>> Start

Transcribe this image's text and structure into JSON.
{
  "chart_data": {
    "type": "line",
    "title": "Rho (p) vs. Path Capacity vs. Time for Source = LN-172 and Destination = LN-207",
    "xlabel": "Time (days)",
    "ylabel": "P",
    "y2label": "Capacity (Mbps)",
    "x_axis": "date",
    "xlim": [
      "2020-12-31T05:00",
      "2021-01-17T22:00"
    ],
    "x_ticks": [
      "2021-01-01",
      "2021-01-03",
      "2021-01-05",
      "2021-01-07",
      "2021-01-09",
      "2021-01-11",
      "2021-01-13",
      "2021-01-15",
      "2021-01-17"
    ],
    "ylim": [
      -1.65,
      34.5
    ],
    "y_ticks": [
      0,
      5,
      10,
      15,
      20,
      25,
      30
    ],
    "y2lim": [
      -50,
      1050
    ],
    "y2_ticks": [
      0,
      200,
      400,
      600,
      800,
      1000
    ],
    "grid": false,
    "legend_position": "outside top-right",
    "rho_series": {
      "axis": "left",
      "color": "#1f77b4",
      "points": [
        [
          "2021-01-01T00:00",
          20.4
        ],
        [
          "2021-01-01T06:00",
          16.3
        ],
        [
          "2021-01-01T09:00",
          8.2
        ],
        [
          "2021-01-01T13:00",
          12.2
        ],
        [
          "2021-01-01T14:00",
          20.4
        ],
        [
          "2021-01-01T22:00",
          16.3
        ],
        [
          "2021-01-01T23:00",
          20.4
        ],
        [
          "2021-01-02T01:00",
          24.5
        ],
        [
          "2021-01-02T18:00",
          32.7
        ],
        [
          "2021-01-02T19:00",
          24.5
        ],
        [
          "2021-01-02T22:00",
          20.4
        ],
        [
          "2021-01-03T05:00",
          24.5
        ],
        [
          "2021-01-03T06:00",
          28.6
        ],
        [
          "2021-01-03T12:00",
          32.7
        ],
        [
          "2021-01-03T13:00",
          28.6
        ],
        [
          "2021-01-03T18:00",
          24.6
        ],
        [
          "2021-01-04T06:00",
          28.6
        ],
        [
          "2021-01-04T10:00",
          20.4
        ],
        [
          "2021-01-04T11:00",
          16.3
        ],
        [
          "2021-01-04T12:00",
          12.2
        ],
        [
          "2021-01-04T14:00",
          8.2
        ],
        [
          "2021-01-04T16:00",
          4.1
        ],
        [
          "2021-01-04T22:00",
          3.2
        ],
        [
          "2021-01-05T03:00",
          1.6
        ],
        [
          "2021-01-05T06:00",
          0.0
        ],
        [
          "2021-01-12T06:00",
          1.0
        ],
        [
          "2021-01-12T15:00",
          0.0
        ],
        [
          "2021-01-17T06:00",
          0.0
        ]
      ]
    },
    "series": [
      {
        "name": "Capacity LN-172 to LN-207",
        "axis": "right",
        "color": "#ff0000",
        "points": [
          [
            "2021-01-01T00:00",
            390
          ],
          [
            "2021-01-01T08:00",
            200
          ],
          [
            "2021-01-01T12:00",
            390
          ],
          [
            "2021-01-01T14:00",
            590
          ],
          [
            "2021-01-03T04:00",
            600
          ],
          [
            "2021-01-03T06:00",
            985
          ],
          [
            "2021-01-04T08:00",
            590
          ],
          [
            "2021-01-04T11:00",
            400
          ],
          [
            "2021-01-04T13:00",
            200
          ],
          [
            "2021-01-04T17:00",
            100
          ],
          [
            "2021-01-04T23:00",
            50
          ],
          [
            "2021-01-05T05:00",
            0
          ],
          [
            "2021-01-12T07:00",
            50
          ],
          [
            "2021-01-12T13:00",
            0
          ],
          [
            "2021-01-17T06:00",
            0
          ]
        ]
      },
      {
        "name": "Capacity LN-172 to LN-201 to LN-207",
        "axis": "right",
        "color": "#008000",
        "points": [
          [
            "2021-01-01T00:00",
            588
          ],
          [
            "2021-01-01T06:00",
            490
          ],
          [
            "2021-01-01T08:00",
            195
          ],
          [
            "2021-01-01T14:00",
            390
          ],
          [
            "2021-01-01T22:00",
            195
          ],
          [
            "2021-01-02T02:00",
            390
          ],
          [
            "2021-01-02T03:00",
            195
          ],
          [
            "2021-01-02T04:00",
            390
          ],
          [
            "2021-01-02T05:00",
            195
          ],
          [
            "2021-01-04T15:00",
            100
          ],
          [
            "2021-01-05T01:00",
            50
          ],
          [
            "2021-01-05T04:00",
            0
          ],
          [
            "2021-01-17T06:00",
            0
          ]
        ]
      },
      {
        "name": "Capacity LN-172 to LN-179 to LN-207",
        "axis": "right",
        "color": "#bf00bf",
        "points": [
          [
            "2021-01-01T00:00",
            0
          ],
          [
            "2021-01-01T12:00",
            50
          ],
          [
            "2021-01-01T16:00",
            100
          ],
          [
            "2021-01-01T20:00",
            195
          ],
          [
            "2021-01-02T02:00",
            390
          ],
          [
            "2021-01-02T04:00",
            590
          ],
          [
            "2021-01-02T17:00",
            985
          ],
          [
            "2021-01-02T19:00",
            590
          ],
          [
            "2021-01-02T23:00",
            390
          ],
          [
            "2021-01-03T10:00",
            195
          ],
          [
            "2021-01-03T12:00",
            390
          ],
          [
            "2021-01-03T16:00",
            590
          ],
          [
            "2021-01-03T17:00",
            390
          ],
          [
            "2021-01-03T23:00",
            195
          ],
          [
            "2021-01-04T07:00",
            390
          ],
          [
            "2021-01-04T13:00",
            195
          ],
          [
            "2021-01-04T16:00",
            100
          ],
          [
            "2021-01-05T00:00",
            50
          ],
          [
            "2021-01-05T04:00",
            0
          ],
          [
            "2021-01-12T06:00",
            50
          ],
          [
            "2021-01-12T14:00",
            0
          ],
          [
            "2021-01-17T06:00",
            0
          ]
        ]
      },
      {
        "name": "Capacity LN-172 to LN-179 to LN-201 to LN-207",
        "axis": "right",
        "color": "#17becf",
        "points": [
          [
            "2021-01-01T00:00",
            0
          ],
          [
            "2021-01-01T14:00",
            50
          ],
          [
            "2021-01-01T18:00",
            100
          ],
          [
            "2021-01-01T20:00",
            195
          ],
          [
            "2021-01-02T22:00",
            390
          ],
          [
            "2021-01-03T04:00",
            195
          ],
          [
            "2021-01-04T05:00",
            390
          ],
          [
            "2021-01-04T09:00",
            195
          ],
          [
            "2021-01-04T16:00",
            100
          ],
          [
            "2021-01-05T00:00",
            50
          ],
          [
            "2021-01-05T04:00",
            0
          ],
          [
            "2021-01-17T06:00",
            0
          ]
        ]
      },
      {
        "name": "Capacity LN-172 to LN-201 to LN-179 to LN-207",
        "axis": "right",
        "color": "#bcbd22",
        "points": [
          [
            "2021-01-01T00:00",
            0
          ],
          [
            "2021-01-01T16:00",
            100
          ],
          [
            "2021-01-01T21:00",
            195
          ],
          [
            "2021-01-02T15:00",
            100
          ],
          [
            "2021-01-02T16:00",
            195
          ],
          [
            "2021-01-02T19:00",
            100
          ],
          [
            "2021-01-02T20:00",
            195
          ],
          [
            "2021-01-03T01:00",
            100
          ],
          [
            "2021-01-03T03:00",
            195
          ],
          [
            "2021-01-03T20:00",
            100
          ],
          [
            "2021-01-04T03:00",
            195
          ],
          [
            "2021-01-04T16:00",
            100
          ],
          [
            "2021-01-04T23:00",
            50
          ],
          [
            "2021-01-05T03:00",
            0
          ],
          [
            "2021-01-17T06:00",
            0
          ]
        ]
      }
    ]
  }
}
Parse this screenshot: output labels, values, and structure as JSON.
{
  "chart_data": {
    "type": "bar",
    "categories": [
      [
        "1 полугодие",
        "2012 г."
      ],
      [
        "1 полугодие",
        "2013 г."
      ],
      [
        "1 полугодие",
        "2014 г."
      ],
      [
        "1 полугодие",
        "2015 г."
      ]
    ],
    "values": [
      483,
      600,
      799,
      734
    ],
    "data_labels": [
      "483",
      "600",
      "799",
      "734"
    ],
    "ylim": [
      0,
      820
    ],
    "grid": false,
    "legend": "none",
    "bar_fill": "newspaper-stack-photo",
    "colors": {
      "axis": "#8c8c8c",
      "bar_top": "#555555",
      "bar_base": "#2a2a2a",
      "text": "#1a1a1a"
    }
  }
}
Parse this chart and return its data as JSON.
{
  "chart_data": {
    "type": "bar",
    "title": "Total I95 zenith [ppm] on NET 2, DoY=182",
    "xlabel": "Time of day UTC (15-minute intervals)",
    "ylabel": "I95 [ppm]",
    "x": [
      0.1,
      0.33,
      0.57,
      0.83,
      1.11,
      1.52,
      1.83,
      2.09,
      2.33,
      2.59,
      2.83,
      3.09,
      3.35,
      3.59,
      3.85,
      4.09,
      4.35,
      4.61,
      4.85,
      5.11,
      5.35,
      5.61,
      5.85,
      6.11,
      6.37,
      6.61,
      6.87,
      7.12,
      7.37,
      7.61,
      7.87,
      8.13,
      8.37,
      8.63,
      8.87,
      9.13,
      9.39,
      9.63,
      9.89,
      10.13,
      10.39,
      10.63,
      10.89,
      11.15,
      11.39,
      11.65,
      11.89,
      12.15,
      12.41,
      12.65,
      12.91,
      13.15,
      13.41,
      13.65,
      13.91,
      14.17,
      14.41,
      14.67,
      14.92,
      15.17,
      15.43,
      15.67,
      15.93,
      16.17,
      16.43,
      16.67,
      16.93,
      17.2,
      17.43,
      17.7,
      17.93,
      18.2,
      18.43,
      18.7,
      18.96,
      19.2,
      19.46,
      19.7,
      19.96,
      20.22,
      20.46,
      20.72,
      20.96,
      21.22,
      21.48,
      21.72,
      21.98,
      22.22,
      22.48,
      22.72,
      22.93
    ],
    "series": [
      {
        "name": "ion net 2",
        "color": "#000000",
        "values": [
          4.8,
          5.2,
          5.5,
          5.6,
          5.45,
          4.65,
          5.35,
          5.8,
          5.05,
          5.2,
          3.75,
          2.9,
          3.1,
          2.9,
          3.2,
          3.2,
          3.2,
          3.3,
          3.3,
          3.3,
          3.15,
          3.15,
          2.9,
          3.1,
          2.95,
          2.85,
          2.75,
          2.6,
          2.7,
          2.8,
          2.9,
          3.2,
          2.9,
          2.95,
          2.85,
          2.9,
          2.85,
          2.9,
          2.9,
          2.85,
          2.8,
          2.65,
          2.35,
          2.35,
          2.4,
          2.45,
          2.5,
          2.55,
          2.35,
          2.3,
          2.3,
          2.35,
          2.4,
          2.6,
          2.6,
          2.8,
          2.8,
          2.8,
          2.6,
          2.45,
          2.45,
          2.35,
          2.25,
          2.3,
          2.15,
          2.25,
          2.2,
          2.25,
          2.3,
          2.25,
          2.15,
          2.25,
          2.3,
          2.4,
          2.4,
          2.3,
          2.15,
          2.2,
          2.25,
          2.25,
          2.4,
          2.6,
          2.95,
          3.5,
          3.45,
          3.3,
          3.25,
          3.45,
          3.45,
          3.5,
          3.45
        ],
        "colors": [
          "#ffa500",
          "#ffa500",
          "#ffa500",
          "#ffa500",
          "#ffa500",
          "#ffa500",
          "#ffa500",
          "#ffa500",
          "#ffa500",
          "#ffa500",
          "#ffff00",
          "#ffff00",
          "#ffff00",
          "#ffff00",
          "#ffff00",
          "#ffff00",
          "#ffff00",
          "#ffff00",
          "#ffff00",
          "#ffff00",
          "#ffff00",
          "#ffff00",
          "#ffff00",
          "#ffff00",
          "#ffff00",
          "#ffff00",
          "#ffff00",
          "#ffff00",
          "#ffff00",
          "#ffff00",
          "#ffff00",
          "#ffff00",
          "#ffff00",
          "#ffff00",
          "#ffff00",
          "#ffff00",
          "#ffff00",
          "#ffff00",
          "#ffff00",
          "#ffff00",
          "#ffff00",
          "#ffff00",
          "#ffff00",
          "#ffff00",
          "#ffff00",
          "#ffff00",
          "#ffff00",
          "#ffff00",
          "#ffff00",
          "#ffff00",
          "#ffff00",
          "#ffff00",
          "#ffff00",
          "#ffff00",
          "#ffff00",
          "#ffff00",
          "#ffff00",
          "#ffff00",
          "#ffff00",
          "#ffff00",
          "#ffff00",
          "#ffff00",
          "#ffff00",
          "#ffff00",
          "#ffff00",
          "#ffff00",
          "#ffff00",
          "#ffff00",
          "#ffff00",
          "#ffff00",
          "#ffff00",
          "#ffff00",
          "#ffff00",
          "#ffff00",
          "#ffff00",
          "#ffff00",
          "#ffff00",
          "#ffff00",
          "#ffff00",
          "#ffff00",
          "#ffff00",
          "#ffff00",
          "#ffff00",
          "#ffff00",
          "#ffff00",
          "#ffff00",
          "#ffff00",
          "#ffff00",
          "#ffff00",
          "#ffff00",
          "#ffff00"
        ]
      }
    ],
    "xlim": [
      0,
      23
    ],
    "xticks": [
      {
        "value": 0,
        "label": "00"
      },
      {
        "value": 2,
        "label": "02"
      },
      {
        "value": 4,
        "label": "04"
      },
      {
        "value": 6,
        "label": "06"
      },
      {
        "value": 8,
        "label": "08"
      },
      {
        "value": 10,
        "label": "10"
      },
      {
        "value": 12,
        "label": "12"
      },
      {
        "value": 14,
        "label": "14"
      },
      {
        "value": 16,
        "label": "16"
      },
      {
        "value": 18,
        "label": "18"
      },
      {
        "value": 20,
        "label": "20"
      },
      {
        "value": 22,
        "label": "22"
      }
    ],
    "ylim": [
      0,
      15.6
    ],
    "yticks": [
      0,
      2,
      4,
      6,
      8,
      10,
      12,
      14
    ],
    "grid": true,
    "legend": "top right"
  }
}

>> End

# Exercise goal
Filter the records for lines holding the string "Capacity". Copy each one.

# Written reply
    "title": "Rho (p) vs. Path Capacity vs. Time for Source = LN-172 and Destination = LN-207",
    "y2label": "Capacity (Mbps)",
        "name": "Capacity LN-172 to LN-207",
        "name": "Capacity LN-172 to LN-201 to LN-207",
        "name": "Capacity LN-172 to LN-179 to LN-207",
        "name": "Capacity LN-172 to LN-179 to LN-201 to LN-207",
        "name": "Capacity LN-172 to LN-201 to LN-179 to LN-207",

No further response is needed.